Quote every line below exactly as it reads.
— START Data to process —
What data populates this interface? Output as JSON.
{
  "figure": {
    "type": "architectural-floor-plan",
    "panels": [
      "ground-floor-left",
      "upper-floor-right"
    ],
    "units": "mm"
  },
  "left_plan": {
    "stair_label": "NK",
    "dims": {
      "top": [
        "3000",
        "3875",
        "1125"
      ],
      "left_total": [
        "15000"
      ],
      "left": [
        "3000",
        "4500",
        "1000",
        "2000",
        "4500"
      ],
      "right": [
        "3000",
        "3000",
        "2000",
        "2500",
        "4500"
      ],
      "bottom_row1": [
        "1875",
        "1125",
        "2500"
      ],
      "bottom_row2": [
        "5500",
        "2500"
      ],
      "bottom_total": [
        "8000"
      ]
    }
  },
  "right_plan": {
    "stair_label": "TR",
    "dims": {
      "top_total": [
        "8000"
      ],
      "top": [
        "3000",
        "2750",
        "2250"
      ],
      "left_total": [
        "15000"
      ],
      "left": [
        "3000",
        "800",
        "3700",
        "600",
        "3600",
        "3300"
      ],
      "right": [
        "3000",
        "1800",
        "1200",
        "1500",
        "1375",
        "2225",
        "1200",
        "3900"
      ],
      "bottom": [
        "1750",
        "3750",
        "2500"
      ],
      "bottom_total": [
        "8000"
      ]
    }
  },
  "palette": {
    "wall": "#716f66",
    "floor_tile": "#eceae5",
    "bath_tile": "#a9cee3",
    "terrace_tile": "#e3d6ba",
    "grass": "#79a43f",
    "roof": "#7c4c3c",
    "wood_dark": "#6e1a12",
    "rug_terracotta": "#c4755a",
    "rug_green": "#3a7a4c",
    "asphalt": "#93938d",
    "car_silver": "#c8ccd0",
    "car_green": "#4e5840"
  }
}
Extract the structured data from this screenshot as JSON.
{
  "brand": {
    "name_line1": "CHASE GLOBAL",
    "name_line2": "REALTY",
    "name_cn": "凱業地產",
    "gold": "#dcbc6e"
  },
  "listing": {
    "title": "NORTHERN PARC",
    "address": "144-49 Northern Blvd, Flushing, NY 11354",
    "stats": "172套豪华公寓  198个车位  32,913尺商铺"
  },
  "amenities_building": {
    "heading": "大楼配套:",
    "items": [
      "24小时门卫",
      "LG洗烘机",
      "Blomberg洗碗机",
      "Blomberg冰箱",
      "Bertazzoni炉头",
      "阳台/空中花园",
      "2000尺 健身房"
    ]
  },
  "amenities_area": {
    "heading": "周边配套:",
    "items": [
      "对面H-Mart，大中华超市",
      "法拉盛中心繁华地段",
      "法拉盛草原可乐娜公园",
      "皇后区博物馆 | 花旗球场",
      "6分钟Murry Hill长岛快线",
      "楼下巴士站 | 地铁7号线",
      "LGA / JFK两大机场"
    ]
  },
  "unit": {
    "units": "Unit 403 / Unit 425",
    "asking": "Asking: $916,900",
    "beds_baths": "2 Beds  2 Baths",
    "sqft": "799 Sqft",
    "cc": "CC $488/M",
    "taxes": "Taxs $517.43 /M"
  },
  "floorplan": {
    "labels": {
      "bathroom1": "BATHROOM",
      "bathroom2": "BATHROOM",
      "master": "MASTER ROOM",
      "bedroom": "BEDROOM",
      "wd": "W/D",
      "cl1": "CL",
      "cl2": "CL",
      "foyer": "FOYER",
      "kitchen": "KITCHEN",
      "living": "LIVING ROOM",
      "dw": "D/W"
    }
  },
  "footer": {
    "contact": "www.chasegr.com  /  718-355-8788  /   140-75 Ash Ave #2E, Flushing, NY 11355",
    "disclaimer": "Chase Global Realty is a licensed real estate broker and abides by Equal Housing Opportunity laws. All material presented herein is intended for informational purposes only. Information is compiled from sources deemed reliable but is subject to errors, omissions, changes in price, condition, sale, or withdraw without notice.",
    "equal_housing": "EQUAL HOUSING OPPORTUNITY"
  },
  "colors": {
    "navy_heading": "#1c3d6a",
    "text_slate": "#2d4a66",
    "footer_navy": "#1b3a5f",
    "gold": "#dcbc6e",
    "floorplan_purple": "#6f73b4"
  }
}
— END Data to process —
- _Task output_:
What data populates this interface? Output as JSON.
{
  "figure": {
    "type": "architectural-floor-plan",
    "panels": [
      "ground-floor-left",
      "upper-floor-right"
    ],
    "units": "mm"
  },
  "left_plan": {
    "stair_label": "NK",
    "dims": {
      "top": [
        "3000",
        "3875",
        "1125"
      ],
      "left_total": [
        "15000"
      ],
      "left": [
        "3000",
        "4500",
        "1000",
        "2000",
        "4500"
      ],
      "right": [
        "3000",
        "3000",
        "2000",
        "2500",
        "4500"
      ],
      "bottom_row1": [
        "1875",
        "1125",
        "2500"
      ],
      "bottom_row2": [
        "5500",
        "2500"
      ],
      "bottom_total": [
        "8000"
      ]
    }
  },
  "right_plan": {
    "stair_label": "TR",
    "dims": {
      "top_total": [
        "8000"
      ],
      "top": [
        "3000",
        "2750",
        "2250"
      ],
      "left_total": [
        "15000"
      ],
      "left": [
        "3000",
        "800",
        "3700",
        "600",
        "3600",
        "3300"
      ],
      "right": [
        "3000",
        "1800",
        "1200",
        "1500",
        "1375",
        "2225",
        "1200",
        "3900"
      ],
      "bottom": [
        "1750",
        "3750",
        "2500"
      ],
      "bottom_total": [
        "8000"
      ]
    }
  },
  "palette": {
    "wall": "#716f66",
    "floor_tile": "#eceae5",
    "bath_tile": "#a9cee3",
    "terrace_tile": "#e3d6ba",
    "grass": "#79a43f",
    "roof": "#7c4c3c",
    "wood_dark": "#6e1a12",
    "rug_terracotta": "#c4755a",
    "rug_green": "#3a7a4c",
    "asphalt": "#93938d",
    "car_silver": "#c8ccd0",
    "car_green": "#4e5840"
  }
}
Extract the structured data from this screenshot as JSON.
{
  "brand": {
    "name_line1": "CHASE GLOBAL",
    "name_line2": "REALTY",
    "name_cn": "凱業地產",
    "gold": "#dcbc6e"
  },
  "listing": {
    "title": "NORTHERN PARC",
    "address": "144-49 Northern Blvd, Flushing, NY 11354",
    "stats": "172套豪华公寓  198个车位  32,913尺商铺"
  },
  "amenities_building": {
    "heading": "大楼配套:",
    "items": [
      "24小时门卫",
      "LG洗烘机",
      "Blomberg洗碗机",
      "Blomberg冰箱",
      "Bertazzoni炉头",
      "阳台/空中花园",
      "2000尺 健身房"
    ]
  },
  "amenities_area": {
    "heading": "周边配套:",
    "items": [
      "对面H-Mart，大中华超市",
      "法拉盛中心繁华地段",
      "法拉盛草原可乐娜公园",
      "皇后区博物馆 | 花旗球场",
      "6分钟Murry Hill长岛快线",
      "楼下巴士站 | 地铁7号线",
      "LGA / JFK两大机场"
    ]
  },
  "unit": {
    "units": "Unit 403 / Unit 425",
    "asking": "Asking: $916,900",
    "beds_baths": "2 Beds  2 Baths",
    "sqft": "799 Sqft",
    "cc": "CC $488/M",
    "taxes": "Taxs $517.43 /M"
  },
  "floorplan": {
    "labels": {
      "bathroom1": "BATHROOM",
      "bathroom2": "BATHROOM",
      "master": "MASTER ROOM",
      "bedroom": "BEDROOM",
      "wd": "W/D",
      "cl1": "CL",
      "cl2": "CL",
      "foyer": "FOYER",
      "kitchen": "KITCHEN",
      "living": "LIVING ROOM",
      "dw": "D/W"
    }
  },
  "footer": {
    "contact": "www.chasegr.com  /  718-355-8788  /   140-75 Ash Ave #2E, Flushing, NY 11355",
    "disclaimer": "Chase Global Realty is a licensed real estate broker and abides by Equal Housing Opportunity laws. All material presented herein is intended for informational purposes only. Information is compiled from sources deemed reliable but is subject to errors, omissions, changes in price, condition, sale, or withdraw without notice.",
    "equal_housing": "EQUAL HOUSING OPPORTUNITY"
  },
  "colors": {
    "navy_heading": "#1c3d6a",
    "text_slate": "#2d4a66",
    "footer_navy": "#1b3a5f",
    "gold": "#dcbc6e",
    "floorplan_purple": "#6f73b4"
  }
}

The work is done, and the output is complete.